Pull out every line below that holds the word "text".

### Entries shown:
------------------------------------

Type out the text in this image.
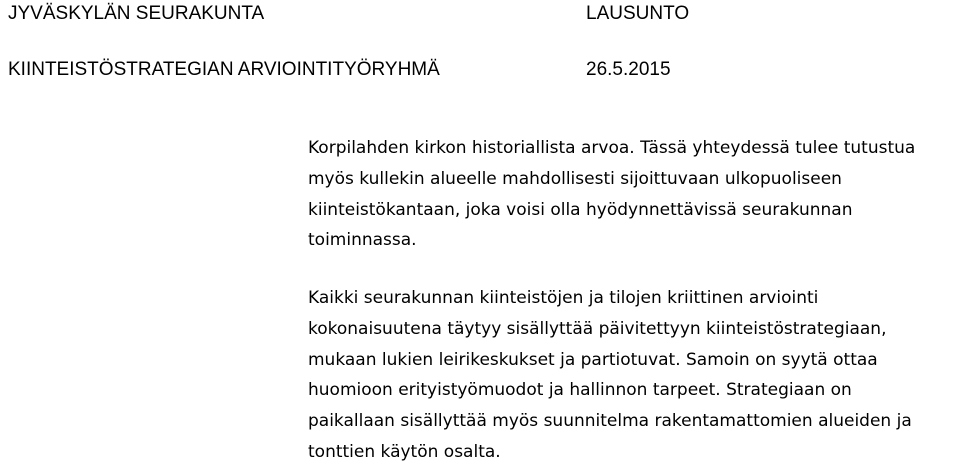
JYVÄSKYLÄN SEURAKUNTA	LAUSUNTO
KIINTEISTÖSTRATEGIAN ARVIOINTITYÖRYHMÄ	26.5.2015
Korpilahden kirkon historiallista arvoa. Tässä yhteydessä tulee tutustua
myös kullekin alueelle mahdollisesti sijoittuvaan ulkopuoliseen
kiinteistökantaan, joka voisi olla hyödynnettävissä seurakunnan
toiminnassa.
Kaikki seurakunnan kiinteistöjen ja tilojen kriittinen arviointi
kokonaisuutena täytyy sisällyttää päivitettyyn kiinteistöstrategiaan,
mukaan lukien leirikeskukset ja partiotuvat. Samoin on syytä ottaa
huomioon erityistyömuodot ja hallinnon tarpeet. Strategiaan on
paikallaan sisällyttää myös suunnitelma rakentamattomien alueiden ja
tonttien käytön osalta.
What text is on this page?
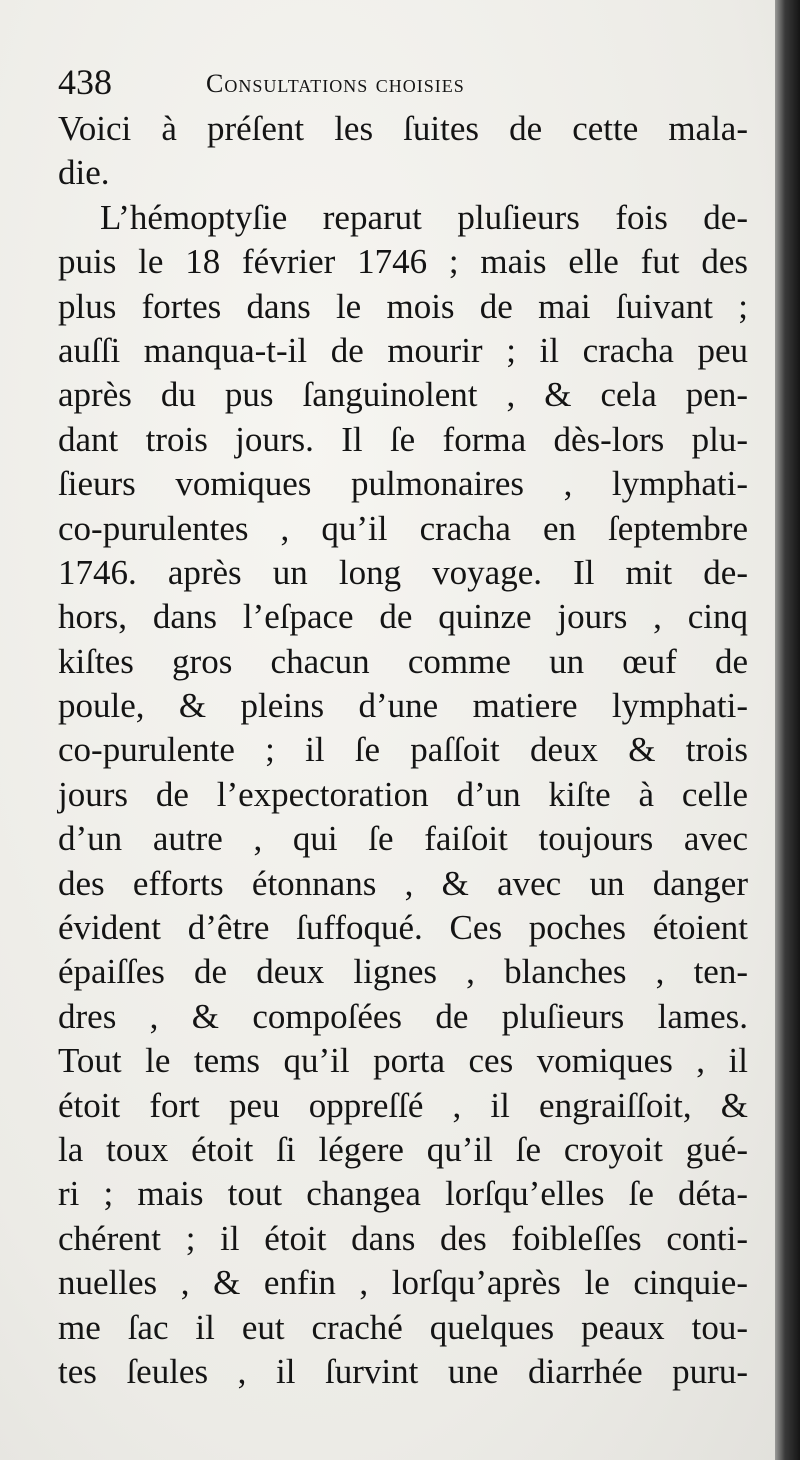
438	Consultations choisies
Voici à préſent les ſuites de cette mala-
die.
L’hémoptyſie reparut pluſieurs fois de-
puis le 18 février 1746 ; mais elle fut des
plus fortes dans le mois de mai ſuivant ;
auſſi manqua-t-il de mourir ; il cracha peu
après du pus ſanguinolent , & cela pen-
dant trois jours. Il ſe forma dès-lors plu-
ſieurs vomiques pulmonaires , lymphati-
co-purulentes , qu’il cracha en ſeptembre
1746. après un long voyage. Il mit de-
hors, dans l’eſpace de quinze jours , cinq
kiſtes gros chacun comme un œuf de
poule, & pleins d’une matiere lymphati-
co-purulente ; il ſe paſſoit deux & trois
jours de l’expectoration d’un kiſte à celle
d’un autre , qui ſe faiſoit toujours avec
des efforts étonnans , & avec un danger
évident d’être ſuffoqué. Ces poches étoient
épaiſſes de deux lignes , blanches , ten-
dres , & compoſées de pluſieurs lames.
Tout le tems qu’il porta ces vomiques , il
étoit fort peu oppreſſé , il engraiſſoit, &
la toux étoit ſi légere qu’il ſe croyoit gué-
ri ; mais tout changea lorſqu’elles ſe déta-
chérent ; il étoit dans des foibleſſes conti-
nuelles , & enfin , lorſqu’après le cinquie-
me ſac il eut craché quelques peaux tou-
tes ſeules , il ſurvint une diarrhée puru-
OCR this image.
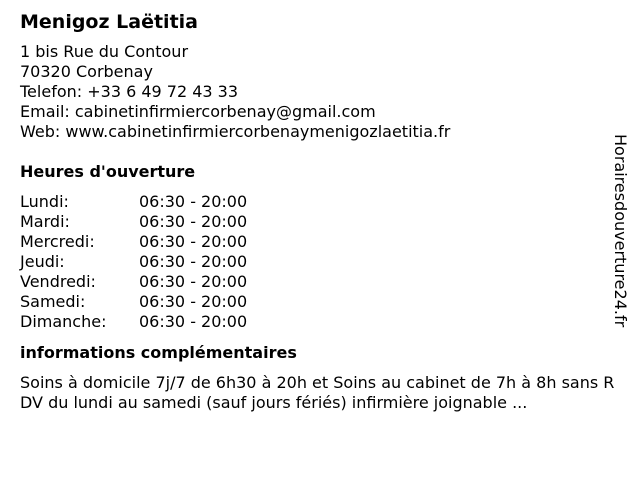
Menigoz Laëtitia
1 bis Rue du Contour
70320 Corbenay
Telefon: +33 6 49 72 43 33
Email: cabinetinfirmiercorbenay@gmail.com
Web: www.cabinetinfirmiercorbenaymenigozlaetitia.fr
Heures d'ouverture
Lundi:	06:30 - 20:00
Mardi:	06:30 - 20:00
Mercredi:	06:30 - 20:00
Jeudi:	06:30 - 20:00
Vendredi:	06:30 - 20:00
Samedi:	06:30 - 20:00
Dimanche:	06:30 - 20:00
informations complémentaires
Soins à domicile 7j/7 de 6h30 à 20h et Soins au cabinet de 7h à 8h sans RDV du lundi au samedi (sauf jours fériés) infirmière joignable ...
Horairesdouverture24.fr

------------------------------------

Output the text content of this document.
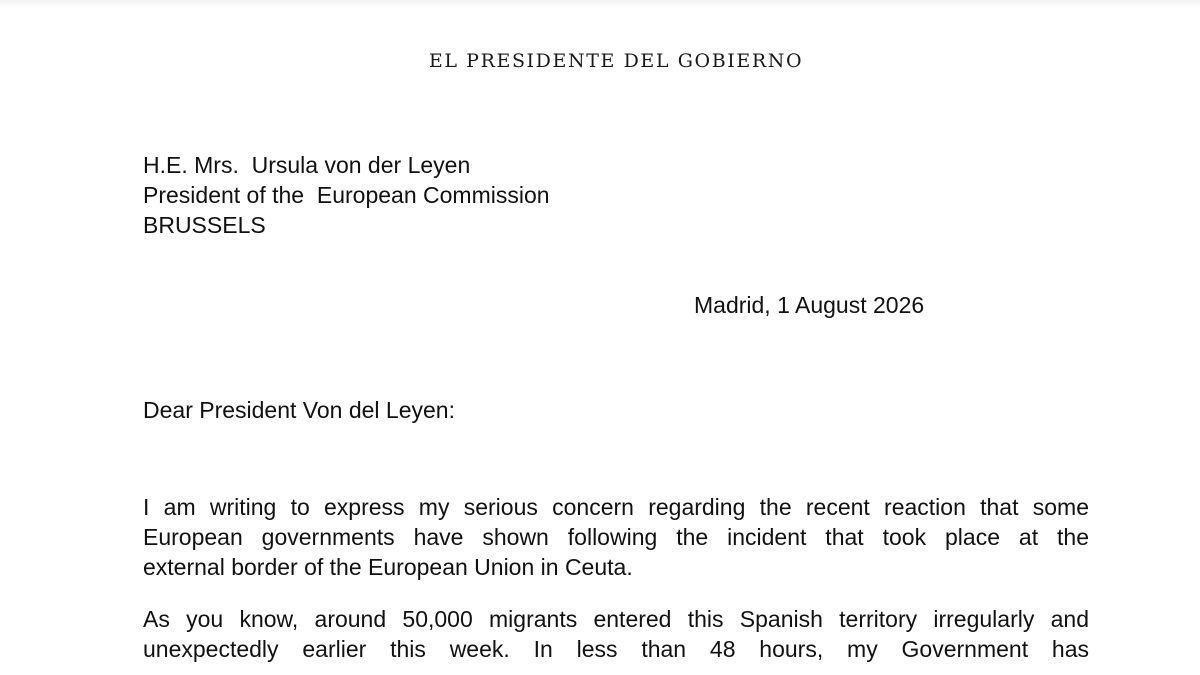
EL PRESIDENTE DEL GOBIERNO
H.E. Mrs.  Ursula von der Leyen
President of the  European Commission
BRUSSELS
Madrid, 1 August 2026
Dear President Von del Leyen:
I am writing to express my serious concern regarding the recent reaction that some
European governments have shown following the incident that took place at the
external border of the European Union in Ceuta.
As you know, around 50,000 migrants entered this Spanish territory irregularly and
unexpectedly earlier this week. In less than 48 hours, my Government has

------------------------------------

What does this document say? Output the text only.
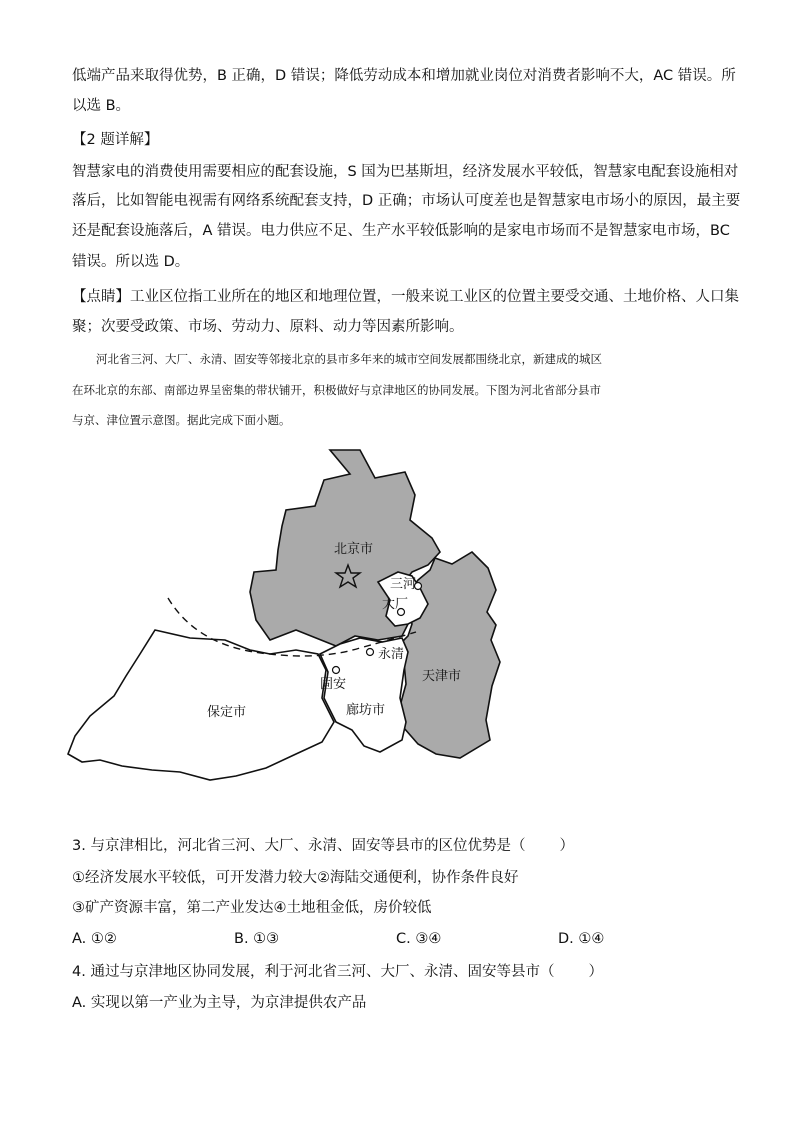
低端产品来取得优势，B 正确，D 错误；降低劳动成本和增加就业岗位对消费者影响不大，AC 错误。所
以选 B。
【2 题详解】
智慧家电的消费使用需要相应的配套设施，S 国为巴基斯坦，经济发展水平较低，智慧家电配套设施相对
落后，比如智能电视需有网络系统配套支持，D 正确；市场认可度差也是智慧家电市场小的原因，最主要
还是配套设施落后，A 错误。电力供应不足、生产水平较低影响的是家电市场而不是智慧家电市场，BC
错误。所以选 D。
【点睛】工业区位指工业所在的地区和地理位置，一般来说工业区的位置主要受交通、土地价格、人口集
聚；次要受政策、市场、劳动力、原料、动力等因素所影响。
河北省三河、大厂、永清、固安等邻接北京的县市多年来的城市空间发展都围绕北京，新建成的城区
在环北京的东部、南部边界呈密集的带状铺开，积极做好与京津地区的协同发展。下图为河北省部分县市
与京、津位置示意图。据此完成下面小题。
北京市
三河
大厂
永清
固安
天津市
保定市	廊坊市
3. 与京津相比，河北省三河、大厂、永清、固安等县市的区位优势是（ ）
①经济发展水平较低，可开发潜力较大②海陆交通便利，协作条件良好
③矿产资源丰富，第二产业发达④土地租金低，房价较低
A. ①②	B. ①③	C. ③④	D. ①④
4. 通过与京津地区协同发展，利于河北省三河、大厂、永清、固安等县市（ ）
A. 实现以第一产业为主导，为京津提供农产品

------------------------------------

### Worked answer:
Type out the text in this image.
What text is on this page?
Output the text content of this document.
What does this document say? Output the text only.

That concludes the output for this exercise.